┌──

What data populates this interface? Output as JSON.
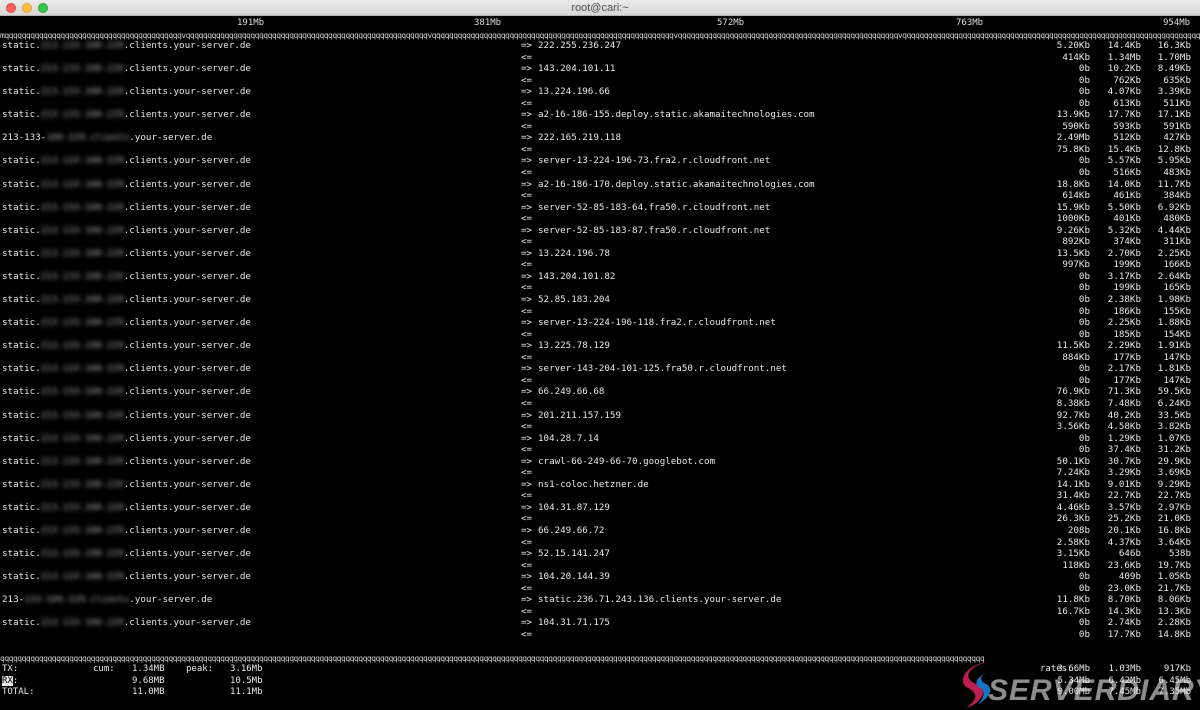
{
  "window": {
    "title": "root@cari:~"
  },
  "scale": [
    "191Mb",
    "381Mb",
    "572Mb",
    "763Mb",
    "954Mb"
  ],
  "ruler_text": "mqqqqqqqqqqqqqqqqqqqqqqqqqqqqqqqqqqqqqqqqqvqqqqqqqqqqqqqqqqqqqqqqqqqqqqqqqqqqqqqqqqqqqqqqqqqqqqqqqqvqqqqqqqqqqqqqqqqqqqqqqqqqqqqqqqqqqqqqqqqqqqqqqqqqqqqqqqqvqqqqqqqqqqqqqqqqqqqqqqqqqqqqqqqqqqqqqqqqqqqqqqqqqqqvqqqqqqqqqqqqqqqqqqqqqqqqqqqqqqqqqqqqqqqqqqqqqqqqqqqqqqqqqqqqqqqqqqqqqqqqqqqqqqq",
  "bottom_ruler_text": "qqqqqqqqqqqqqqqqqqqqqqqqqqqqqqqqqqqqqqqqqqqqqqqqqqqqqqqqqqqqqqqqqqqqqqqqqqqqqqqqqqqqqqqqqqqqqqqqqqqqqqqqqqqqqqqqqqqqqqqqqqqqqqqqqqqqqqqqqqqqqqqqqqqqqqqqqqqqqqqqqqqqqqqqqqqqqqqqqqqqqqqqqqqqqqqqqqqqqqqqqqqqqqqqqqqqqqqqqqqqqqqqqqqq",
  "connections": [
    {
      "host_pre": "static.",
      "host_blur": "213-133-100-229",
      "host_post": ".clients.your-server.de",
      "remote": "222.255.236.247",
      "out": [
        "5.20Kb",
        "14.4Kb",
        "16.3Kb"
      ],
      "in": [
        "414Kb",
        "1.34Mb",
        "1.70Mb"
      ]
    },
    {
      "host_pre": "static.",
      "host_blur": "213-133-100-229",
      "host_post": ".clients.your-server.de",
      "remote": "143.204.101.11",
      "out": [
        "0b",
        "10.2Kb",
        "8.49Kb"
      ],
      "in": [
        "0b",
        "762Kb",
        "635Kb"
      ]
    },
    {
      "host_pre": "static.",
      "host_blur": "213-133-100-229",
      "host_post": ".clients.your-server.de",
      "remote": "13.224.196.66",
      "out": [
        "0b",
        "4.07Kb",
        "3.39Kb"
      ],
      "in": [
        "0b",
        "613Kb",
        "511Kb"
      ]
    },
    {
      "host_pre": "static.",
      "host_blur": "213-133-100-229",
      "host_post": ".clients.your-server.de",
      "remote": "a2-16-186-155.deploy.static.akamaitechnologies.com",
      "out": [
        "13.9Kb",
        "17.7Kb",
        "17.1Kb"
      ],
      "in": [
        "590Kb",
        "593Kb",
        "591Kb"
      ]
    },
    {
      "host_pre": "213-133-",
      "host_blur": "100-229.clients",
      "host_post": ".your-server.de",
      "remote": "222.165.219.118",
      "out": [
        "2.49Mb",
        "512Kb",
        "427Kb"
      ],
      "in": [
        "75.8Kb",
        "15.4Kb",
        "12.8Kb"
      ]
    },
    {
      "host_pre": "static.",
      "host_blur": "213-133-100-229",
      "host_post": ".clients.your-server.de",
      "remote": "server-13-224-196-73.fra2.r.cloudfront.net",
      "out": [
        "0b",
        "5.57Kb",
        "5.95Kb"
      ],
      "in": [
        "0b",
        "516Kb",
        "483Kb"
      ]
    },
    {
      "host_pre": "static.",
      "host_blur": "213-133-100-229",
      "host_post": ".clients.your-server.de",
      "remote": "a2-16-186-170.deploy.static.akamaitechnologies.com",
      "out": [
        "18.8Kb",
        "14.0Kb",
        "11.7Kb"
      ],
      "in": [
        "614Kb",
        "461Kb",
        "384Kb"
      ]
    },
    {
      "host_pre": "static.",
      "host_blur": "213-133-100-229",
      "host_post": ".clients.your-server.de",
      "remote": "server-52-85-183-64.fra50.r.cloudfront.net",
      "out": [
        "15.9Kb",
        "5.50Kb",
        "6.92Kb"
      ],
      "in": [
        "1000Kb",
        "401Kb",
        "480Kb"
      ]
    },
    {
      "host_pre": "static.",
      "host_blur": "213-133-100-229",
      "host_post": ".clients.your-server.de",
      "remote": "server-52-85-183-87.fra50.r.cloudfront.net",
      "out": [
        "9.26Kb",
        "5.32Kb",
        "4.44Kb"
      ],
      "in": [
        "892Kb",
        "374Kb",
        "311Kb"
      ]
    },
    {
      "host_pre": "static.",
      "host_blur": "213-133-100-229",
      "host_post": ".clients.your-server.de",
      "remote": "13.224.196.78",
      "out": [
        "13.5Kb",
        "2.70Kb",
        "2.25Kb"
      ],
      "in": [
        "997Kb",
        "199Kb",
        "166Kb"
      ]
    },
    {
      "host_pre": "static.",
      "host_blur": "213-133-100-229",
      "host_post": ".clients.your-server.de",
      "remote": "143.204.101.82",
      "out": [
        "0b",
        "3.17Kb",
        "2.64Kb"
      ],
      "in": [
        "0b",
        "199Kb",
        "165Kb"
      ]
    },
    {
      "host_pre": "static.",
      "host_blur": "213-133-100-229",
      "host_post": ".clients.your-server.de",
      "remote": "52.85.183.204",
      "out": [
        "0b",
        "2.38Kb",
        "1.98Kb"
      ],
      "in": [
        "0b",
        "186Kb",
        "155Kb"
      ]
    },
    {
      "host_pre": "static.",
      "host_blur": "213-133-100-229",
      "host_post": ".clients.your-server.de",
      "remote": "server-13-224-196-118.fra2.r.cloudfront.net",
      "out": [
        "0b",
        "2.25Kb",
        "1.88Kb"
      ],
      "in": [
        "0b",
        "185Kb",
        "154Kb"
      ]
    },
    {
      "host_pre": "static.",
      "host_blur": "213-133-100-229",
      "host_post": ".clients.your-server.de",
      "remote": "13.225.78.129",
      "out": [
        "11.5Kb",
        "2.29Kb",
        "1.91Kb"
      ],
      "in": [
        "884Kb",
        "177Kb",
        "147Kb"
      ]
    },
    {
      "host_pre": "static.",
      "host_blur": "213-133-100-229",
      "host_post": ".clients.your-server.de",
      "remote": "server-143-204-101-125.fra50.r.cloudfront.net",
      "out": [
        "0b",
        "2.17Kb",
        "1.81Kb"
      ],
      "in": [
        "0b",
        "177Kb",
        "147Kb"
      ]
    },
    {
      "host_pre": "static.",
      "host_blur": "213-133-100-229",
      "host_post": ".clients.your-server.de",
      "remote": "66.249.66.68",
      "out": [
        "76.9Kb",
        "71.3Kb",
        "59.5Kb"
      ],
      "in": [
        "8.38Kb",
        "7.48Kb",
        "6.24Kb"
      ]
    },
    {
      "host_pre": "static.",
      "host_blur": "213-133-100-229",
      "host_post": ".clients.your-server.de",
      "remote": "201.211.157.159",
      "out": [
        "92.7Kb",
        "40.2Kb",
        "33.5Kb"
      ],
      "in": [
        "3.56Kb",
        "4.58Kb",
        "3.82Kb"
      ]
    },
    {
      "host_pre": "static.",
      "host_blur": "213-133-100-229",
      "host_post": ".clients.your-server.de",
      "remote": "104.28.7.14",
      "out": [
        "0b",
        "1.29Kb",
        "1.07Kb"
      ],
      "in": [
        "0b",
        "37.4Kb",
        "31.2Kb"
      ]
    },
    {
      "host_pre": "static.",
      "host_blur": "213-133-100-229",
      "host_post": ".clients.your-server.de",
      "remote": "crawl-66-249-66-70.googlebot.com",
      "out": [
        "50.1Kb",
        "30.7Kb",
        "29.9Kb"
      ],
      "in": [
        "7.24Kb",
        "3.29Kb",
        "3.69Kb"
      ]
    },
    {
      "host_pre": "static.",
      "host_blur": "213-133-100-229",
      "host_post": ".clients.your-server.de",
      "remote": "ns1-coloc.hetzner.de",
      "out": [
        "14.1Kb",
        "9.01Kb",
        "9.29Kb"
      ],
      "in": [
        "31.4Kb",
        "22.7Kb",
        "22.7Kb"
      ]
    },
    {
      "host_pre": "static.",
      "host_blur": "213-133-100-229",
      "host_post": ".clients.your-server.de",
      "remote": "104.31.87.129",
      "out": [
        "4.46Kb",
        "3.57Kb",
        "2.97Kb"
      ],
      "in": [
        "26.3Kb",
        "25.2Kb",
        "21.0Kb"
      ]
    },
    {
      "host_pre": "static.",
      "host_blur": "213-133-100-229",
      "host_post": ".clients.your-server.de",
      "remote": "66.249.66.72",
      "out": [
        "208b",
        "20.1Kb",
        "16.8Kb"
      ],
      "in": [
        "2.58Kb",
        "4.37Kb",
        "3.64Kb"
      ]
    },
    {
      "host_pre": "static.",
      "host_blur": "213-133-100-229",
      "host_post": ".clients.your-server.de",
      "remote": "52.15.141.247",
      "out": [
        "3.15Kb",
        "646b",
        "538b"
      ],
      "in": [
        "118Kb",
        "23.6Kb",
        "19.7Kb"
      ]
    },
    {
      "host_pre": "static.",
      "host_blur": "213-133-100-229",
      "host_post": ".clients.your-server.de",
      "remote": "104.20.144.39",
      "out": [
        "0b",
        "409b",
        "1.05Kb"
      ],
      "in": [
        "0b",
        "23.0Kb",
        "21.7Kb"
      ]
    },
    {
      "host_pre": "213-",
      "host_blur": "133-100-229.clients",
      "host_post": ".your-server.de",
      "remote": "static.236.71.243.136.clients.your-server.de",
      "out": [
        "11.8Kb",
        "8.70Kb",
        "8.06Kb"
      ],
      "in": [
        "16.7Kb",
        "14.3Kb",
        "13.3Kb"
      ]
    },
    {
      "host_pre": "static.",
      "host_blur": "213-133-100-229",
      "host_post": ".clients.your-server.de",
      "remote": "104.31.71.175",
      "out": [
        "0b",
        "2.74Kb",
        "2.28Kb"
      ],
      "in": [
        "0b",
        "17.7Kb",
        "14.8Kb"
      ]
    }
  ],
  "arrows": {
    "out": "=>",
    "in": "<="
  },
  "summary": {
    "cum_label": "cum:",
    "peak_label": "peak:",
    "rates_label": "rates:",
    "rows": [
      {
        "label": "TX:",
        "cum": "1.34MB",
        "peak": "3.16Mb",
        "rates": [
          "3.66Mb",
          "1.03Mb",
          "917Kb"
        ]
      },
      {
        "label": "RX:",
        "cum": "9.68MB",
        "peak": "10.5Mb",
        "rates": [
          "5.34Mb",
          "6.42Mb",
          "6.45Mb"
        ]
      },
      {
        "label": "TOTAL:",
        "cum": "11.0MB",
        "peak": "11.1Mb",
        "rates": [
          "9.00Mb",
          "7.45Mb",
          "7.35Mb"
        ]
      }
    ]
  },
  "watermark": {
    "text": "SERVERDIARY"
  }
}
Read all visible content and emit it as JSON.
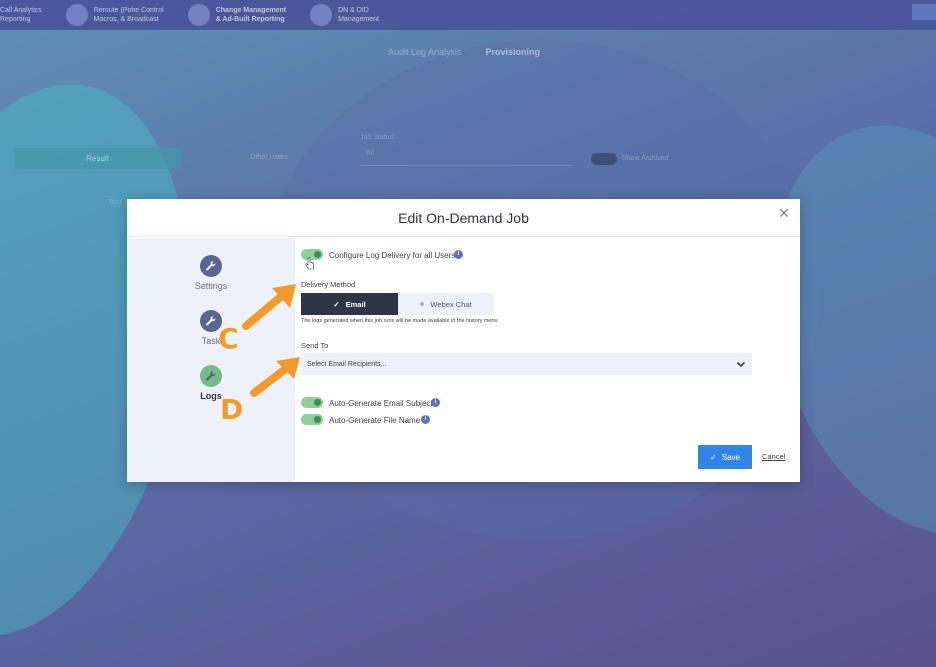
{
  "background": {
    "top_nav": [
      {
        "line1": "Call Analytics",
        "line2": "Reporting"
      },
      {
        "line1": "Reroute (Pohe Control",
        "line2": "Macros, & Broadcast"
      },
      {
        "line1": "Change Management",
        "line2": "& Ad-Built Reporting"
      },
      {
        "line1": "DN & DID",
        "line2": "Management"
      }
    ],
    "subtabs": [
      "Audit Log Analysis",
      "Provisioning"
    ],
    "active_subtab": "Provisioning",
    "button_label": "Result",
    "users_label": "Other Users",
    "job_status_label": "Job Status",
    "job_status_value": "All",
    "toggle_label": "Show Archived",
    "table_header": "Tem"
  },
  "modal": {
    "title": "Edit On-Demand Job",
    "close_icon": "close-icon",
    "sidebar": [
      {
        "label": "Settings",
        "icon": "wrench-icon"
      },
      {
        "label": "Task",
        "icon": "wrench-icon"
      },
      {
        "label": "Logs",
        "icon": "wrench-icon",
        "active": true
      }
    ],
    "configure_log_label": "Configure Log Delivery for all Users",
    "delivery_method_label": "Delivery Method",
    "delivery_options": [
      "Email",
      "Webex Chat"
    ],
    "delivery_selected": "Email",
    "delivery_helper": "The logs generated when this job runs will be made available in the history menu",
    "send_to_label": "Send To",
    "send_to_placeholder": "Select Email Recipients...",
    "auto_subject_label": "Auto-Generate Email Subject",
    "auto_filename_label": "Auto-Generate File Name",
    "save_label": "Save",
    "cancel_label": "Cancel"
  },
  "annotations": [
    "C",
    "D"
  ],
  "colors": {
    "accent": "#2f86e8",
    "toggle_on": "#8fcf99",
    "segment_active": "#2f3447",
    "annotation": "#f39a2c"
  }
}
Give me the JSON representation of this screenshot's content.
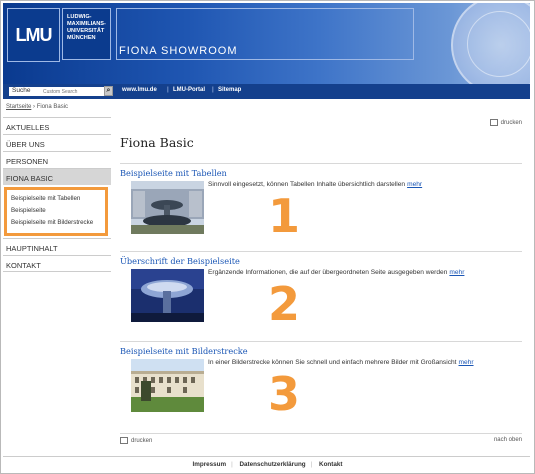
{
  "header": {
    "logo_text": "LMU",
    "university_lines": [
      "LUDWIG-",
      "MAXIMILIANS-",
      "UNIVERSITÄT",
      "MÜNCHEN"
    ],
    "site_title": "FIONA SHOWROOM"
  },
  "navbar": {
    "search_label": "Suche",
    "search_placeholder": "Custom Search",
    "links": [
      "www.lmu.de",
      "LMU-Portal",
      "Sitemap"
    ]
  },
  "breadcrumb": {
    "home": "Startseite",
    "separator": "›",
    "current": "Fiona Basic"
  },
  "sidebar": {
    "items_top": [
      "AKTUELLES",
      "ÜBER UNS",
      "PERSONEN",
      "FIONA BASIC"
    ],
    "submenu": [
      "Beispielseite mit Tabellen",
      "Beispielseite",
      "Beispielseite mit Bilderstrecke"
    ],
    "items_bottom": [
      "HAUPTINHALT",
      "KONTAKT"
    ]
  },
  "main": {
    "print_label": "drucken",
    "title": "Fiona Basic",
    "sections": [
      {
        "heading": "Beispielseite mit Tabellen",
        "text": "Sinnvoll eingesetzt, können Tabellen Inhalte übersichtlich darstellen",
        "more": "mehr",
        "number": "1"
      },
      {
        "heading": "Überschrift der Beispielseite",
        "text": "Ergänzende Informationen, die auf der übergeordneten Seite ausgegeben werden",
        "more": "mehr",
        "number": "2"
      },
      {
        "heading": "Beispielseite mit Bilderstrecke",
        "text": "In einer Bilderstrecke können Sie schnell und einfach mehrere Bilder mit Großansicht",
        "more": "mehr",
        "number": "3"
      }
    ],
    "bottom_print": "drucken",
    "back_to_top": "nach oben"
  },
  "footer": {
    "links": [
      "Impressum",
      "Datenschutzerklärung",
      "Kontakt"
    ]
  },
  "colors": {
    "accent_orange": "#f39a3c",
    "link_blue": "#1a56b5",
    "header_blue": "#14408d"
  }
}
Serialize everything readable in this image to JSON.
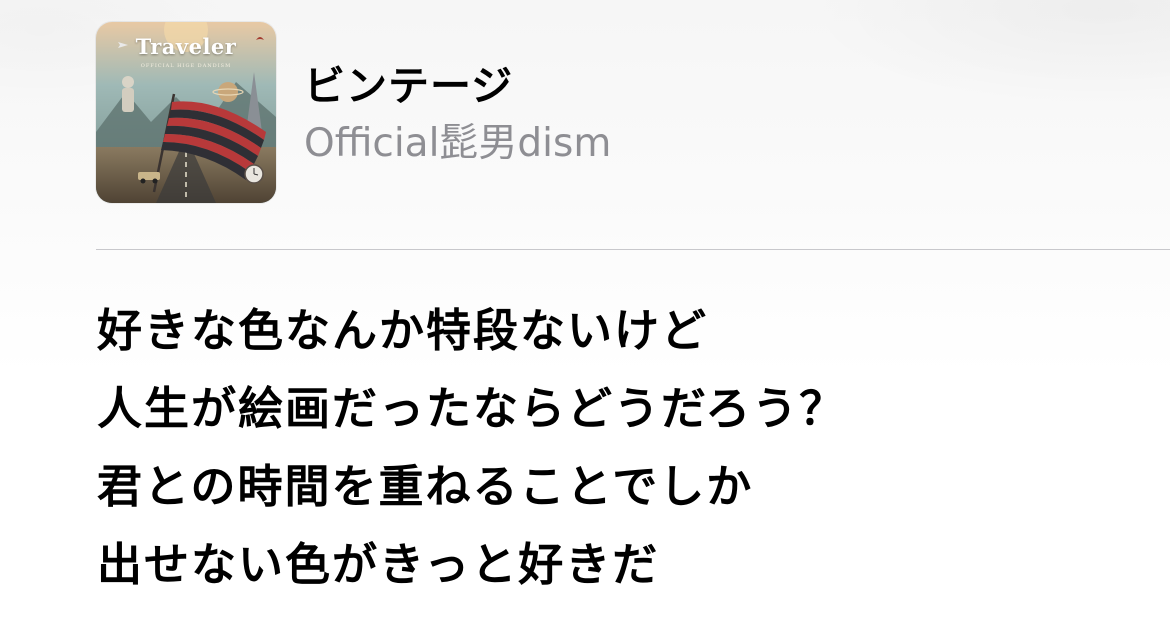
{
  "now_playing": {
    "artwork": {
      "title_text": "Traveler",
      "subtitle_text": "OFFICIAL HIGE DANDISM",
      "colors": {
        "sky": "#9fb9b6",
        "ground": "#7a6a55",
        "flag_red": "#b8393a",
        "flag_dark": "#2f2f35"
      }
    },
    "song_title": "ビンテージ",
    "artist": "Official髭男dism"
  },
  "lyrics": [
    "好きな色なんか特段ないけど",
    "人生が絵画だったならどうだろう？",
    "君との時間を重ねることでしか",
    "出せない色がきっと好きだ"
  ]
}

└──

Instructions for the task: Exactly as written, set down the lines from the line holding "Serialize everything readable" to the last line of the data, both ends included, pictures excluded.

Solved problem:
Serialize everything readable in this image to JSON.
{
  "now_playing": {
    "artwork": {
      "title_text": "Traveler",
      "subtitle_text": "OFFICIAL HIGE DANDISM",
      "colors": {
        "sky": "#9fb9b6",
        "ground": "#7a6a55",
        "flag_red": "#b8393a",
        "flag_dark": "#2f2f35"
      }
    },
    "song_title": "ビンテージ",
    "artist": "Official髭男dism"
  },
  "lyrics": [
    "好きな色なんか特段ないけど",
    "人生が絵画だったならどうだろう？",
    "君との時間を重ねることでしか",
    "出せない色がきっと好きだ"
  ]
}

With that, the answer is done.